◆ **Exercise brief**: Each record is to be printed again precisely as it reads.

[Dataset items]
——
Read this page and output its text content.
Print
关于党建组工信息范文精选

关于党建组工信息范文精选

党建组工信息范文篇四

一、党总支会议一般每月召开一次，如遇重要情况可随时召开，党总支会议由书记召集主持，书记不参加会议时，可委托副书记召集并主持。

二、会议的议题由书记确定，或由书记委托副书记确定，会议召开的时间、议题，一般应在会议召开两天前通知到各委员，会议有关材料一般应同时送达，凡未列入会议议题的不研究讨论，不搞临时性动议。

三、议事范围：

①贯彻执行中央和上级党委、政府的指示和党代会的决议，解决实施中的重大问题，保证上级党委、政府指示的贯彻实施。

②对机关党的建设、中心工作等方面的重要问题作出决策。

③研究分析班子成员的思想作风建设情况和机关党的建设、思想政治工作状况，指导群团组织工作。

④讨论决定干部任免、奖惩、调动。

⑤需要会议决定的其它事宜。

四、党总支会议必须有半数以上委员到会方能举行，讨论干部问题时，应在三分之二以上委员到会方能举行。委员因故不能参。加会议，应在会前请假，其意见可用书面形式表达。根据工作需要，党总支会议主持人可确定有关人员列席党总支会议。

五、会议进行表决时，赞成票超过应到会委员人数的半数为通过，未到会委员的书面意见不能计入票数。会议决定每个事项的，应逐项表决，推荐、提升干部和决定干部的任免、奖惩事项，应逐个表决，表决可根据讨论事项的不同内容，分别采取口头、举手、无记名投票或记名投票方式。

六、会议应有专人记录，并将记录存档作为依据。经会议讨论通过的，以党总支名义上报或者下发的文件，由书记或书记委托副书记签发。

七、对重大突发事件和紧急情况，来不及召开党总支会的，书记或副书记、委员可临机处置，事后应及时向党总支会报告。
——
◆ **Written solution**:
Read this page and output its text content.
Print
关于党建组工信息范文精选

关于党建组工信息范文精选

党建组工信息范文篇四

一、党总支会议一般每月召开一次，如遇重要情况可随时召开，党总支会议由书记召集主持，书记不参加会议时，可委托副书记召集并主持。

二、会议的议题由书记确定，或由书记委托副书记确定，会议召开的时间、议题，一般应在会议召开两天前通知到各委员，会议有关材料一般应同时送达，凡未列入会议议题的不研究讨论，不搞临时性动议。

三、议事范围：

①贯彻执行中央和上级党委、政府的指示和党代会的决议，解决实施中的重大问题，保证上级党委、政府指示的贯彻实施。

②对机关党的建设、中心工作等方面的重要问题作出决策。

③研究分析班子成员的思想作风建设情况和机关党的建设、思想政治工作状况，指导群团组织工作。

④讨论决定干部任免、奖惩、调动。

⑤需要会议决定的其它事宜。

四、党总支会议必须有半数以上委员到会方能举行，讨论干部问题时，应在三分之二以上委员到会方能举行。委员因故不能参。加会议，应在会前请假，其意见可用书面形式表达。根据工作需要，党总支会议主持人可确定有关人员列席党总支会议。

五、会议进行表决时，赞成票超过应到会委员人数的半数为通过，未到会委员的书面意见不能计入票数。会议决定每个事项的，应逐项表决，推荐、提升干部和决定干部的任免、奖惩事项，应逐个表决，表决可根据讨论事项的不同内容，分别采取口头、举手、无记名投票或记名投票方式。

六、会议应有专人记录，并将记录存档作为依据。经会议讨论通过的，以党总支名义上报或者下发的文件，由书记或书记委托副书记签发。

七、对重大突发事件和紧急情况，来不及召开党总支会的，书记或副书记、委员可临机处置，事后应及时向党总支会报告。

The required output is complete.